Document extract:
- - - - - - -

With the finest scissors, she cut this protective sheath and uncovered the temporal lobe of the brain.
My eyes opened wide.
A cardinal sin in the operating room is to touch anything sterile, so I glued myself to the wall. But seeing the live human brain for the first time, I was drawn in. The brain pulsates, recoiling from pressure the heart generates with every beat. It was pristine, pure, perfect.
Over the next two hours the resident and attending stayed focused on carving out the anterior temporal lobe, including the amygdala and the hippocampus, structures that work in concert to mediate and encode emotions and memory. Using electrosurgery forceps, they dissected this tissue away from the surrounding brain, purposefully from every side. It was quiet, incremental work.
For decades, this specialized tissue, this part of the temporal lobe the size of a baby carrot had helped our patient feel love and fear, had enabled her to recognize her siblings, children and grandchildren, had solidified moments worth remembering. It had always resided there, tucked safely inside.
With one final maneuver, the tissue came loose. The resident placed this sliver neatly onto a sterile metal tray.
My first thought was that a horrific accident had occurred. Of course, removing this part of her brain was the point; it was the root of the patient’s epilepsy. Still, it seemed harsh. In his book “Do No Harm: Stories of Life, Death, and Brain Surgery,” Dr. Henry Marsh was poetic and succinct when he described surgery as “controlled and altruistic violence.”
The attending and the resident started piecing the patient together again. They closed her dura delicately. With thin metal plates, the resident reconstructed her cranium, returning the bone that she had previously removed. Gradually, she closed the layers of her scalp, until a line of stitches was the only footprint left.
With the surgery complete, the anesthesiologist pulled the patient back from her induced coma and extubated her. She went to the neurological intensive care unit to recover.
Sir Victor Horsley, one of the fathers of neurosurgery, conducted the first modern surgery for epilepsy in 1886, at the National Hospital for Paralysed and Epileptic in London. His patient was a young man who had suffered a skull fracture and developed epilepsy after being run over by a cab in Edinburgh. Dr. Horsley removed the scar that had formed in the man’s brain and relieved him of seizures.
Our patient’s epilepsy arose from damage to a different part of the brain, but the idea was the same: safely remove the troublesome tissue.
Despite how invasive it seemed, temporal lobectomy for epilepsy caused by such scarring is the optimal treatment for select patients who have failed medical management. Some patients experience difficulty with language after surgery, but seizures are stopped in most. Unfortunately, far too few with this condition get this surgery because of a lack of referral from their doctors.
Though some of this patient’s temporal lobe was removed on the left, she still had her memory and emotion structures intact on the right side of her brain, and she would be able to lead a normal life. She forgot what happened immediately before and after her surgery, including meeting me.
Six years later, the patient is free of seizures.
After years of lying unperturbed, the most hidden corners of our bodies are exposed and manipulated by surgeons, then put back together again, all in the course of a morning or afternoon. Like archeologists, surgeons explore, examine and explant, but they must leave minimal trace of their workings.
Surgery is unnatural. Surgery may appear harsh to the untrained eye, as it did to me then. Perhaps because of this, detachment is necessary. The patch, the window in the drapes, is not just for sterile technique.
Dr. Abdul-Kareem Ahmed is a neurosurgery resident at the University of Maryland Medical Center.

- - - - - - -

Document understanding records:

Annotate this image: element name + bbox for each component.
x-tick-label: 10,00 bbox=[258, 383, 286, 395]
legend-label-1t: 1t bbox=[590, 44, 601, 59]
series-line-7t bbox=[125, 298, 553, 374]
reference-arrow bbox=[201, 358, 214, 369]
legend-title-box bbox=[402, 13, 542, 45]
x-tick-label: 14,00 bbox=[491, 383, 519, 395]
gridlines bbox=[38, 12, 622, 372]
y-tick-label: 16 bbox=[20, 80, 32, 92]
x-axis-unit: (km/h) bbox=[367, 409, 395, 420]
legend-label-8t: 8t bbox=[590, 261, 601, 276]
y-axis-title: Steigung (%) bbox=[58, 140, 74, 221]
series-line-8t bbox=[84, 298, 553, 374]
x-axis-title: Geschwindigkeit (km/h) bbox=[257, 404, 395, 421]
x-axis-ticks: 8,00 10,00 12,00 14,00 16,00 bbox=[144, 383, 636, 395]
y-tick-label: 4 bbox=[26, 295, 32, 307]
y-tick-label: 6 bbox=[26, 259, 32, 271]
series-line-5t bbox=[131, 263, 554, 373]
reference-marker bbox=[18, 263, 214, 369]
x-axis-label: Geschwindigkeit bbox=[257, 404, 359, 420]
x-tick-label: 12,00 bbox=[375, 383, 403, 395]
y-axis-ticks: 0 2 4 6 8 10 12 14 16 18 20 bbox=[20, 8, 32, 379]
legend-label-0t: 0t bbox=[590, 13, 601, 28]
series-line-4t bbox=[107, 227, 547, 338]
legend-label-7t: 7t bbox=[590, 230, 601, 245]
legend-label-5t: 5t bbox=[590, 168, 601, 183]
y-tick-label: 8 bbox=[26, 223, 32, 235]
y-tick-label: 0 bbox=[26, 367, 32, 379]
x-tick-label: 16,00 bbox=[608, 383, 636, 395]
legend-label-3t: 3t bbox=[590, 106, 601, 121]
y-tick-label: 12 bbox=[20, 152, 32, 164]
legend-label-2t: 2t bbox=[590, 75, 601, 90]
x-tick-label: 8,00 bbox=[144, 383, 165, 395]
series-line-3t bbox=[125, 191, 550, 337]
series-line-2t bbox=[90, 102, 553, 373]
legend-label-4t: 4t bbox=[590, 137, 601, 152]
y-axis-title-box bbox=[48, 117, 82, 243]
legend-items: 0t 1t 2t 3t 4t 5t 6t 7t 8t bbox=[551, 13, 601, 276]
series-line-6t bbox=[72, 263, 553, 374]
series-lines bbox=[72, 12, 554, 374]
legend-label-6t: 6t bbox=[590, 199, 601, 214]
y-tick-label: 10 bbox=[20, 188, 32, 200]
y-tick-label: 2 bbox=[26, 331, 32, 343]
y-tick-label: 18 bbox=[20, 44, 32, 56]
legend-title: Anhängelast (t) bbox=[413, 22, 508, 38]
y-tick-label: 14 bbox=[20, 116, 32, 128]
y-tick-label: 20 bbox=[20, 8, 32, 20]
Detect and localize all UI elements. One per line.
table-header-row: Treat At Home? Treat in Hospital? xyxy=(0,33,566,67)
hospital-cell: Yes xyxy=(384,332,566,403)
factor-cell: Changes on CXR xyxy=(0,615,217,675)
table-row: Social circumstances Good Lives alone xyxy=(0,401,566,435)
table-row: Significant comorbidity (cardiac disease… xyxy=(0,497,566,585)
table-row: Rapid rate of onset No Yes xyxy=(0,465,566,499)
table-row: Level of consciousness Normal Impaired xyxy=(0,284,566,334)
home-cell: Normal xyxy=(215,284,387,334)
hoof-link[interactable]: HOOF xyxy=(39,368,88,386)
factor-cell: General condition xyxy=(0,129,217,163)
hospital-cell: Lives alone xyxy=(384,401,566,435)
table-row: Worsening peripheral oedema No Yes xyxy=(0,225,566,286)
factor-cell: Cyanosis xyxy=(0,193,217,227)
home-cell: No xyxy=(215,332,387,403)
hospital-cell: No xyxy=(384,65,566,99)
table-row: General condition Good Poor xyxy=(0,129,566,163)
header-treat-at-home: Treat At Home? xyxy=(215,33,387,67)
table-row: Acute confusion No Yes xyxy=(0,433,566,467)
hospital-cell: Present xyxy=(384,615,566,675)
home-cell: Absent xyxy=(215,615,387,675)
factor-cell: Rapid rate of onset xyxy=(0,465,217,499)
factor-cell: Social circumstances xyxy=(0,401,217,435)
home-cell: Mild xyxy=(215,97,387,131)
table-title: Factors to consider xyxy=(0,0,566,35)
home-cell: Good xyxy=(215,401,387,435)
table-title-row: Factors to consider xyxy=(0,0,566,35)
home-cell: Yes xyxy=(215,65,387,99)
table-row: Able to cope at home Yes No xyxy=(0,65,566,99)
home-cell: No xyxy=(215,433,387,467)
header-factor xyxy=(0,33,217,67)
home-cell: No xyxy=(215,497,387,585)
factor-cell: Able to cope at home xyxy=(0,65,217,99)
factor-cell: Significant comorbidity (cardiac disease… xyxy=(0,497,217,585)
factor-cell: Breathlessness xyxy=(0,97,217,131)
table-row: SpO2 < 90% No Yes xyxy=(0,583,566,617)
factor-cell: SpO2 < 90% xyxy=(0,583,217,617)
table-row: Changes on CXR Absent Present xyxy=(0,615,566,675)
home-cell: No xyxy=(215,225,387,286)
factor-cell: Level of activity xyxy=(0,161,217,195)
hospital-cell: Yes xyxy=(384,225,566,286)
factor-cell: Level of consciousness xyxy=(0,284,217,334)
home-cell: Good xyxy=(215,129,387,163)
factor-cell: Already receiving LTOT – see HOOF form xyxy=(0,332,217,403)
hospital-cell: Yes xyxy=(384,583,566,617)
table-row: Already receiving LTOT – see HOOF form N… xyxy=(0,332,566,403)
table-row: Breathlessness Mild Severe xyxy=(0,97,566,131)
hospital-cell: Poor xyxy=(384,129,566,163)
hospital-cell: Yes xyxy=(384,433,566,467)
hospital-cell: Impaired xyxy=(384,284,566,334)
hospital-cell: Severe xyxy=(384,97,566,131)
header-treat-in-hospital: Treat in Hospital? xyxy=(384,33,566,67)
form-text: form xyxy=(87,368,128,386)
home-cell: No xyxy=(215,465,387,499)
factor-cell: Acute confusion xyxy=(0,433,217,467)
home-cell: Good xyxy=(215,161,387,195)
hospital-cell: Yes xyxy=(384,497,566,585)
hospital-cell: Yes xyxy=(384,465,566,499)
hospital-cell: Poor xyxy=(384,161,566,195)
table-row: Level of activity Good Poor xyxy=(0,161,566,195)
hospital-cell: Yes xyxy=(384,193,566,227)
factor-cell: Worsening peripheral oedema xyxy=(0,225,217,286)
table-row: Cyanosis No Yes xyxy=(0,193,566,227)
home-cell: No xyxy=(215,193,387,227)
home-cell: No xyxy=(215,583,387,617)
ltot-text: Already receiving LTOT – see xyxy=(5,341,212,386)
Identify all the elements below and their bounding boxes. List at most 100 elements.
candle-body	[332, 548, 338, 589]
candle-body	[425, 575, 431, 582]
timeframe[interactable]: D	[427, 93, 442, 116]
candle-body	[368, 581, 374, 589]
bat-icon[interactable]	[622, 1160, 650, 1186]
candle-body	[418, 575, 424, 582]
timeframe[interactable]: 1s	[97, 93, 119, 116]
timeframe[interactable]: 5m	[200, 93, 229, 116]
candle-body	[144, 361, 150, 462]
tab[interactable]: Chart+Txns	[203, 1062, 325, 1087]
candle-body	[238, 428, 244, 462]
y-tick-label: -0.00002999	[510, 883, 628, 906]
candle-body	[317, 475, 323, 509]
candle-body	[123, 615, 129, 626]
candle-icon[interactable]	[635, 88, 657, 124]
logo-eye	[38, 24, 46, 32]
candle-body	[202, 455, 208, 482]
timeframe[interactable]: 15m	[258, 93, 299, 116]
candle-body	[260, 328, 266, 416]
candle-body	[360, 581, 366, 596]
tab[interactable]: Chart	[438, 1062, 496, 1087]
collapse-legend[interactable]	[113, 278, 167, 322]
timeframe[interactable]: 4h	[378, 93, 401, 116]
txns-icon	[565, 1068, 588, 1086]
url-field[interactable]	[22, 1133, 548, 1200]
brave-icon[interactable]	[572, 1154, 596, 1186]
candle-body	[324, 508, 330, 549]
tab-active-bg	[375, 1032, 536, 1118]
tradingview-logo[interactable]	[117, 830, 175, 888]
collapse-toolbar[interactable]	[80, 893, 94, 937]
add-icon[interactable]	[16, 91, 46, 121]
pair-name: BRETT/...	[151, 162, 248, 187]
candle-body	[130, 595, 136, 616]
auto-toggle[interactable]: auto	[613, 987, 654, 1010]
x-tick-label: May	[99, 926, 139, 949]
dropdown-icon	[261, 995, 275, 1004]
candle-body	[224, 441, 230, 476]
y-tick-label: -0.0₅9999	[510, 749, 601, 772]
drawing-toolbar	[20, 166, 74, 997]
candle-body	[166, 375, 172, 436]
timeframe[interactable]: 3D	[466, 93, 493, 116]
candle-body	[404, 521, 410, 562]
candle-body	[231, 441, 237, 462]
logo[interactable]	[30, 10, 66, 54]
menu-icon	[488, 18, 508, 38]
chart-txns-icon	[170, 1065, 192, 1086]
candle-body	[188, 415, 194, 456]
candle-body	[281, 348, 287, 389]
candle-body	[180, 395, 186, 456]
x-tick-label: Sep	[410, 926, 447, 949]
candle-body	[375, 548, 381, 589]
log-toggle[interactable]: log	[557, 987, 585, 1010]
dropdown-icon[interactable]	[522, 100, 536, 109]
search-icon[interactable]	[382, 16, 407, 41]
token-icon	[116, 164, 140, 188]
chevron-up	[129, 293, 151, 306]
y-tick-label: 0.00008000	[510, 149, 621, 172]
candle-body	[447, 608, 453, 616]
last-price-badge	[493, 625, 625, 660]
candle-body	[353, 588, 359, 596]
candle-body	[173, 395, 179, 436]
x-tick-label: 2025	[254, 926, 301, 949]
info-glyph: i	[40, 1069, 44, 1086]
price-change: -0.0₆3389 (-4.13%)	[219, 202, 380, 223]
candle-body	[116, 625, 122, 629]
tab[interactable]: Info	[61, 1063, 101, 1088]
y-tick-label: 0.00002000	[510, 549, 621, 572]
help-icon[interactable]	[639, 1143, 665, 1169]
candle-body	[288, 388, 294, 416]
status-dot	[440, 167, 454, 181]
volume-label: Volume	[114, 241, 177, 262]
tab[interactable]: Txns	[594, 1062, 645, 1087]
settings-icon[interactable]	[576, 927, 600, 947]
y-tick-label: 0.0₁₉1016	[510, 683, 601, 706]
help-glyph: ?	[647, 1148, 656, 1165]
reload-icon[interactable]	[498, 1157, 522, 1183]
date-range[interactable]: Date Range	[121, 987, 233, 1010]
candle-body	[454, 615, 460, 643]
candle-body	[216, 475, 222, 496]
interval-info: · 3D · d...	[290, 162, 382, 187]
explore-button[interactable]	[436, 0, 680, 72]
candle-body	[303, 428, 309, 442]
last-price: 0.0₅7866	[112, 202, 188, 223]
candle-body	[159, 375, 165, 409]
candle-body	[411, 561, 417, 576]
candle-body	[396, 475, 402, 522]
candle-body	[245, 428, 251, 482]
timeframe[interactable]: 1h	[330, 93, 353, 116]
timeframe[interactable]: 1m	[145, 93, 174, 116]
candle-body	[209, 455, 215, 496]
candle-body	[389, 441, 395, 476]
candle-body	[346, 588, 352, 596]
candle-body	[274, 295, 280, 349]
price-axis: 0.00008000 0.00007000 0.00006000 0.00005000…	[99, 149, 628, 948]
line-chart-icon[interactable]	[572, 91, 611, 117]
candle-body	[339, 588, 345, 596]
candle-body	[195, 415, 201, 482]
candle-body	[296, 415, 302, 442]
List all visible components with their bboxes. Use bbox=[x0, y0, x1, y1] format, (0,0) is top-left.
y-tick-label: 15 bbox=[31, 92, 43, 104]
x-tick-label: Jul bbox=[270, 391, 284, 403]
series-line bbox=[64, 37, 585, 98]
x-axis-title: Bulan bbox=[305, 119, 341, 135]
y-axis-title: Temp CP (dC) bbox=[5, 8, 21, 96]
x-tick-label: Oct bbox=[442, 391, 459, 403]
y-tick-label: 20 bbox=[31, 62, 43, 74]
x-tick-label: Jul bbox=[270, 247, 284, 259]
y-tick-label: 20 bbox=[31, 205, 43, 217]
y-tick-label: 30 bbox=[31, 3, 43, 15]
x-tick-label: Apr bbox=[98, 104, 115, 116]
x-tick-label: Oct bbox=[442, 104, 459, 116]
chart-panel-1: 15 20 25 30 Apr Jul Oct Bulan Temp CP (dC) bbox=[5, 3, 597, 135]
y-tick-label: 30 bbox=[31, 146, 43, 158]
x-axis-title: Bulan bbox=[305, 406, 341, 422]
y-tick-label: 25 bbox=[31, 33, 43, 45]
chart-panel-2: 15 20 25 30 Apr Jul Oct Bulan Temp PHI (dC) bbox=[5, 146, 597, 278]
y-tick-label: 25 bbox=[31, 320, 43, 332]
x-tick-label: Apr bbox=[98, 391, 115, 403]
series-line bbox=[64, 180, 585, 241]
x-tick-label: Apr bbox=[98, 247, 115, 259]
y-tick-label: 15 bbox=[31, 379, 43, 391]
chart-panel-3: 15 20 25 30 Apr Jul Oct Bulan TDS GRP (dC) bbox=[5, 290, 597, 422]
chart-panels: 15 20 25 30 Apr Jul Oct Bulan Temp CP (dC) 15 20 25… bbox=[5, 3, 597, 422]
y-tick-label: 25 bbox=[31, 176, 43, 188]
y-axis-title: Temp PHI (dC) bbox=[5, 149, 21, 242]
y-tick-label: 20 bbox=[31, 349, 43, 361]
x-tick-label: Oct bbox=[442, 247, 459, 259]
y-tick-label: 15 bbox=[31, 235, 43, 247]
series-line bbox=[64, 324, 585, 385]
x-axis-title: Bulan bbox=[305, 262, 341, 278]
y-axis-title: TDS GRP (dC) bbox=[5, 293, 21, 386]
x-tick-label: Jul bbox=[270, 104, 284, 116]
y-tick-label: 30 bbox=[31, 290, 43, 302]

- - - - - - -

Exercise description: According to the neurosurgery essay, in what year did Sir Victor Horsley conduct the first modern surgery for epilepsy? The records are not needed for this.

Exercise output: 1886